╭─ DATASET EXCERPTS

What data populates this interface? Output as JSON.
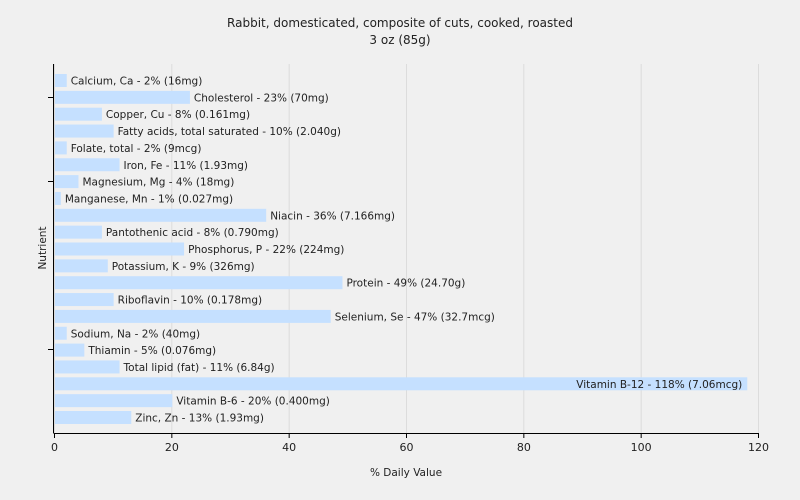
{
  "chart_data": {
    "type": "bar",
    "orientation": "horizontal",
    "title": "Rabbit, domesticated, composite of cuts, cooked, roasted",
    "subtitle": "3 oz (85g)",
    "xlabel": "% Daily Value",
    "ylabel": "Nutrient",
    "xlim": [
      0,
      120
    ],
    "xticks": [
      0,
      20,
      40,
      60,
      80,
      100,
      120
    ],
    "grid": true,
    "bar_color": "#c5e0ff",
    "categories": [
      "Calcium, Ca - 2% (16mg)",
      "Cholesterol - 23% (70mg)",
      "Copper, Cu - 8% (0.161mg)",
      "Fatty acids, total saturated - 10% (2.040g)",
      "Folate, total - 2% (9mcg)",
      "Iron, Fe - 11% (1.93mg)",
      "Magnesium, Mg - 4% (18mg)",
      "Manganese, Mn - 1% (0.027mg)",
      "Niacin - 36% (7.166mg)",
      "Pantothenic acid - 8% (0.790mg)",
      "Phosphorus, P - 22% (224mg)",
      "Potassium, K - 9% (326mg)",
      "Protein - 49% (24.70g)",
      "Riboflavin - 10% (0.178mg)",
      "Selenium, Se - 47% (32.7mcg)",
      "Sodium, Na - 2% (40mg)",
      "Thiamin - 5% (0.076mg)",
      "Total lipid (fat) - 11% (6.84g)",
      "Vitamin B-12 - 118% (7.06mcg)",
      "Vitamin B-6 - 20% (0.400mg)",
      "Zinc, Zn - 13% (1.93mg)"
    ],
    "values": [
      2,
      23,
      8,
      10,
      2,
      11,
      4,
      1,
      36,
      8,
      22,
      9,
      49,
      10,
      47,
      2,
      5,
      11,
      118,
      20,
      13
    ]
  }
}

╰─
╭─ DATASET EXCERPTS

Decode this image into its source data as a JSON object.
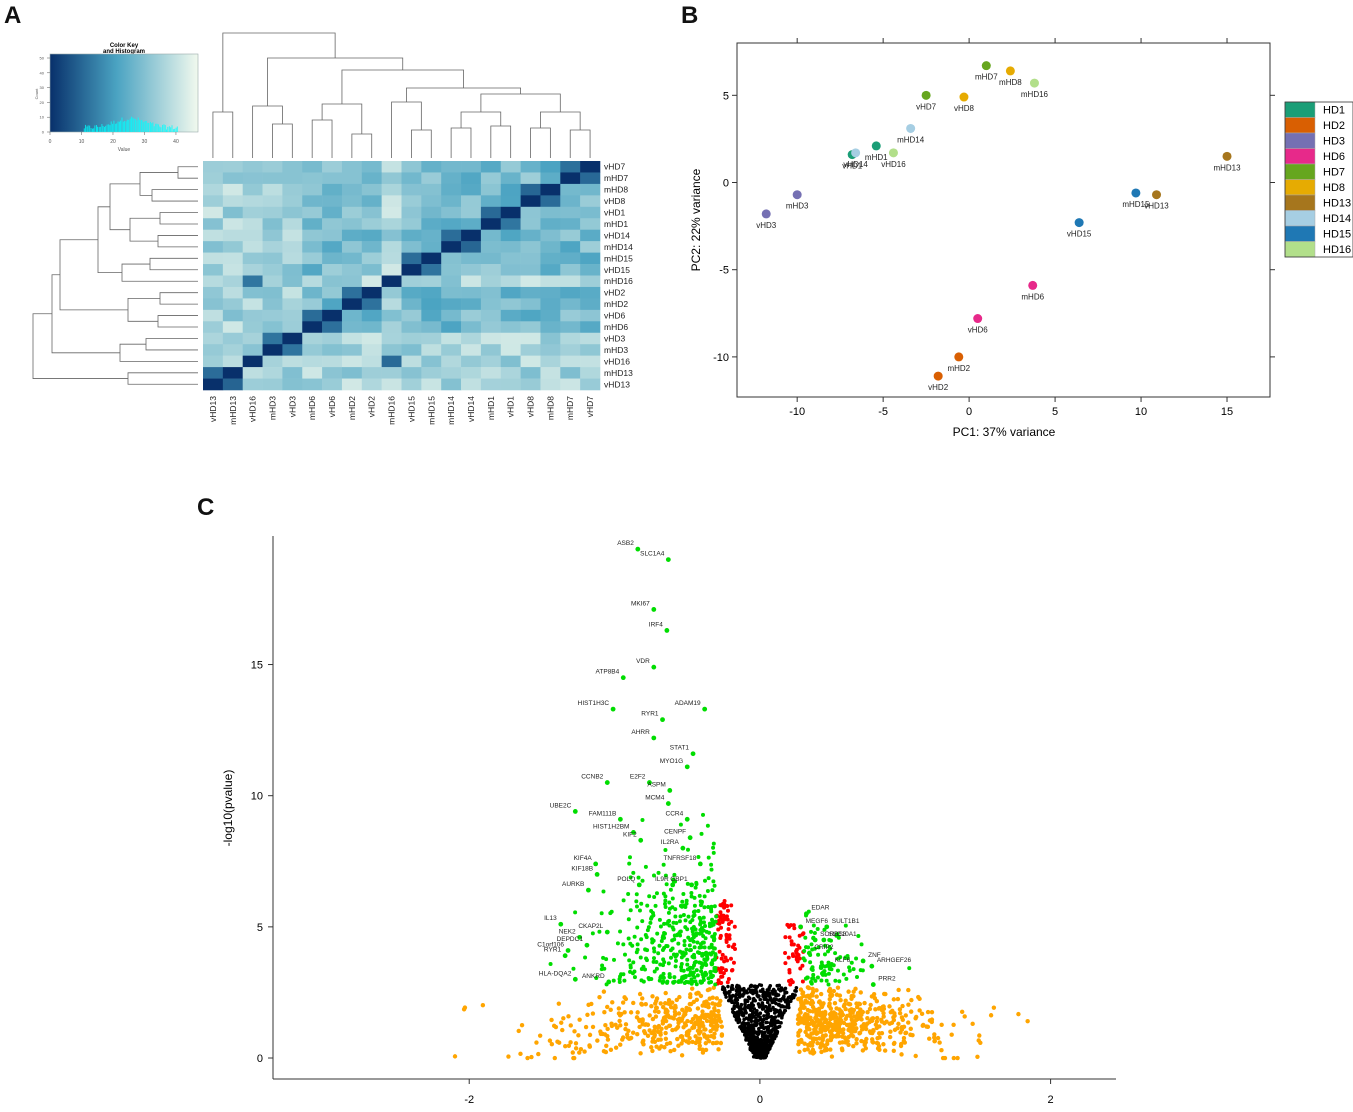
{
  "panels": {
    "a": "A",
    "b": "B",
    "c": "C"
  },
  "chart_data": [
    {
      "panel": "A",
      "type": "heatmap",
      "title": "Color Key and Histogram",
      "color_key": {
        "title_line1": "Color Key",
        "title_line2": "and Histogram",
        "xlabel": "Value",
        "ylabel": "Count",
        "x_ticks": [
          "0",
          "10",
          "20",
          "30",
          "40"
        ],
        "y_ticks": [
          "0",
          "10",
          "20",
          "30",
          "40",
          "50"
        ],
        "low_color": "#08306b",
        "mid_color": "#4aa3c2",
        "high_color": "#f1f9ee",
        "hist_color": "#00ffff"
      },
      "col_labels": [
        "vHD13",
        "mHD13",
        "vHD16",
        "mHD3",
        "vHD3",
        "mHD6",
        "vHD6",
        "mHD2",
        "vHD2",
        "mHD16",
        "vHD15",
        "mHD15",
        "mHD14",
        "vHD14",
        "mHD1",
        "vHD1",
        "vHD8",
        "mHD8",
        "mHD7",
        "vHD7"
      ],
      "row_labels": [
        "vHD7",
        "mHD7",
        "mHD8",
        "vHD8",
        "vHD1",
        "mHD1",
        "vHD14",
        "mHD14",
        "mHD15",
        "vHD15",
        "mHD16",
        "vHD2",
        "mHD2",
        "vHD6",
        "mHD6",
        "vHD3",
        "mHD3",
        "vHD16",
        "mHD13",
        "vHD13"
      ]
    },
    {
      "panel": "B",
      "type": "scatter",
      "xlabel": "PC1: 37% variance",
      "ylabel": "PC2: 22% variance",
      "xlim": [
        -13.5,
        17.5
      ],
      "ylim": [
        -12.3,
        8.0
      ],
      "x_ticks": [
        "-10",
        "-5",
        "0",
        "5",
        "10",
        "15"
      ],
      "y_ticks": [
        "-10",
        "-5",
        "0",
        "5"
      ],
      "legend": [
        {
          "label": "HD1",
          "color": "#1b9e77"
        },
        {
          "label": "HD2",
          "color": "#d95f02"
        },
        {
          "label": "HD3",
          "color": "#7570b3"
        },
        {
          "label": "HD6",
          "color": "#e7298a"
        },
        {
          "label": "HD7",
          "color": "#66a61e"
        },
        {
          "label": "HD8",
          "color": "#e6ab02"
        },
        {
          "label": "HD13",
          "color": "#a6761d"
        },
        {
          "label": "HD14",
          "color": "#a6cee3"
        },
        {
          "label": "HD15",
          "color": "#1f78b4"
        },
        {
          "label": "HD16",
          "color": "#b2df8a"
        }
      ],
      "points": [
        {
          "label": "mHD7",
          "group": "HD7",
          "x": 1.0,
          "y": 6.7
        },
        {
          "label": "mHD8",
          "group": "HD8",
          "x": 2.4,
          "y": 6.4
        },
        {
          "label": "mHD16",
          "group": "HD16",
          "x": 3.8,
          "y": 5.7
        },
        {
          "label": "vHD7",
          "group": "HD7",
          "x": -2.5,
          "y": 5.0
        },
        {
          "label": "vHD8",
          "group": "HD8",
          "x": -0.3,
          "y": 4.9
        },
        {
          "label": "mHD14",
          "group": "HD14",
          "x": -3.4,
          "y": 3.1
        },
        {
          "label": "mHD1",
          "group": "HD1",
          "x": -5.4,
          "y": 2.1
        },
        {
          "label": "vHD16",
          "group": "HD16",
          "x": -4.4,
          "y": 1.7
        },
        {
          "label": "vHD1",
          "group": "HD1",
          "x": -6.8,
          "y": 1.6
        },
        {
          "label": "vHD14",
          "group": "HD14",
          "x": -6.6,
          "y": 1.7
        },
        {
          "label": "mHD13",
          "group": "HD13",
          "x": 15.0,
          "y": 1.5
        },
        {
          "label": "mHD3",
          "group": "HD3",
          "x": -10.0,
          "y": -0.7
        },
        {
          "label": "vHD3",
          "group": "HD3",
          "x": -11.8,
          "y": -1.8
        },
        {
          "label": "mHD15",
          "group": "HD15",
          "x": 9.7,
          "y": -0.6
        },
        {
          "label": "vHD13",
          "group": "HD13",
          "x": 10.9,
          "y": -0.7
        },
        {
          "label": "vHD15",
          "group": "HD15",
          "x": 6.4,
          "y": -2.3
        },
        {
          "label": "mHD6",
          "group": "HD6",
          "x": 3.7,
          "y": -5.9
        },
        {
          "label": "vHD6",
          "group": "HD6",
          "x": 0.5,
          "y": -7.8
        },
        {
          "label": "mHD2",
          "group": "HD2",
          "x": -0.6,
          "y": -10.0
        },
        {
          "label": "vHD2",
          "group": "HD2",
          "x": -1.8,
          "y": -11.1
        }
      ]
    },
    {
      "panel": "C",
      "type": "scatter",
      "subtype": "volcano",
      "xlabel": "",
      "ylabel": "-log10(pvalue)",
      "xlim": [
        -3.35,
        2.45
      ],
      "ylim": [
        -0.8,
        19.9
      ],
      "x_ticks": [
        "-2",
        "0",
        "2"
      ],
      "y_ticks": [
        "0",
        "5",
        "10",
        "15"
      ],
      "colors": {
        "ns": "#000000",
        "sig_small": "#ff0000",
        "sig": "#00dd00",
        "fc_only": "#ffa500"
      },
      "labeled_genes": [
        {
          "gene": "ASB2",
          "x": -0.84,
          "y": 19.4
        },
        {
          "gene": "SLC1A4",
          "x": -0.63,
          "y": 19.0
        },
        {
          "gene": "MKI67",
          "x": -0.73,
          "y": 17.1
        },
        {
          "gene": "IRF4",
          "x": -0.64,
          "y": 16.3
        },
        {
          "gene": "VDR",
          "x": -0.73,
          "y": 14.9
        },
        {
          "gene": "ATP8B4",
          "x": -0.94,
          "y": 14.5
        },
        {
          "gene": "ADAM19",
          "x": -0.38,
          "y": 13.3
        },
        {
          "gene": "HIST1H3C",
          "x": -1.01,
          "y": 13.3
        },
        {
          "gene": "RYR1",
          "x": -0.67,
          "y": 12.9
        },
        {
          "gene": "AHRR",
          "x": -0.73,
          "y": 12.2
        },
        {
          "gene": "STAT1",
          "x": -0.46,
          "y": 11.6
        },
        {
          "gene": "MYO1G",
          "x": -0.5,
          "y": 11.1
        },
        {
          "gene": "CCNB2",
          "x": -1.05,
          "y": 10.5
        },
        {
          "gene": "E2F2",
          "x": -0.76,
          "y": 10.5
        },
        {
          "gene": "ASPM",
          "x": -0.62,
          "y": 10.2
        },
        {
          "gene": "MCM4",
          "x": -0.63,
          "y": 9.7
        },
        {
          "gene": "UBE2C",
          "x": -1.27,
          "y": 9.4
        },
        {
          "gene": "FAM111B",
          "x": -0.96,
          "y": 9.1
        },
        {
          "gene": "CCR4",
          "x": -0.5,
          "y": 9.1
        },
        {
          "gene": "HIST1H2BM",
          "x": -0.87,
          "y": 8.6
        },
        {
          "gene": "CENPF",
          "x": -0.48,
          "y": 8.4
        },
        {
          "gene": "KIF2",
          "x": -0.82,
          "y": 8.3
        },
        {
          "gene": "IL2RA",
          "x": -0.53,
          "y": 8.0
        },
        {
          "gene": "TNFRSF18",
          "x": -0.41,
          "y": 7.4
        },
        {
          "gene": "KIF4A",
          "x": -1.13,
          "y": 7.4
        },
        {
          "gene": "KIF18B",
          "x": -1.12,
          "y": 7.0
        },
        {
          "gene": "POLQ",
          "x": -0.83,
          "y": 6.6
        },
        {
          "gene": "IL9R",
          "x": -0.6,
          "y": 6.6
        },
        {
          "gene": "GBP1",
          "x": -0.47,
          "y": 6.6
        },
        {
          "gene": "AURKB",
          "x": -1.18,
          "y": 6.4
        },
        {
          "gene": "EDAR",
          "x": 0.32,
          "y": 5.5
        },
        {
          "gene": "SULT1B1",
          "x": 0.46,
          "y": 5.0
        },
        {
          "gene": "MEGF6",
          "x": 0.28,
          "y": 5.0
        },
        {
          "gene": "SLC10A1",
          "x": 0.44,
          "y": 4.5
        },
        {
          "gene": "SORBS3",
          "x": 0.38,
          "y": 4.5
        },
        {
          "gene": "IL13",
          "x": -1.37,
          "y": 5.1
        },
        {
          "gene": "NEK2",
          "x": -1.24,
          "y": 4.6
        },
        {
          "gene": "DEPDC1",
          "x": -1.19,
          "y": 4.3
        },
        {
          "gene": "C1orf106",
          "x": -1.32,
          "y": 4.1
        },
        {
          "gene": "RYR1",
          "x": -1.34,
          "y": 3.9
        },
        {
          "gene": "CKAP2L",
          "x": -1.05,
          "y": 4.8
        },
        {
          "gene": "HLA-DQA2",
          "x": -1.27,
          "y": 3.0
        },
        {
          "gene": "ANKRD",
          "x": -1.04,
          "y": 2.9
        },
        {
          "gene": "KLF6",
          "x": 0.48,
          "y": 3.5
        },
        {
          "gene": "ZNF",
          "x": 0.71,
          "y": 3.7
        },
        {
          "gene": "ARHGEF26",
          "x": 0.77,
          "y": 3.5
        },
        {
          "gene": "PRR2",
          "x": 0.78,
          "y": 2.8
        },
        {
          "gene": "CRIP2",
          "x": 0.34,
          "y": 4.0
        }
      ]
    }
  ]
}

╰─

> **AIM OF THE TASK**: Copy every line from the records that holds the string "ylabel".

> **SOLUTION TO THIS PROBLEM**:
    "ylabel": "Nutrient",
        "ylabel": "Count",
      "ylabel": "PC2: 22% variance",
      "ylabel": "-log10(pvalue)",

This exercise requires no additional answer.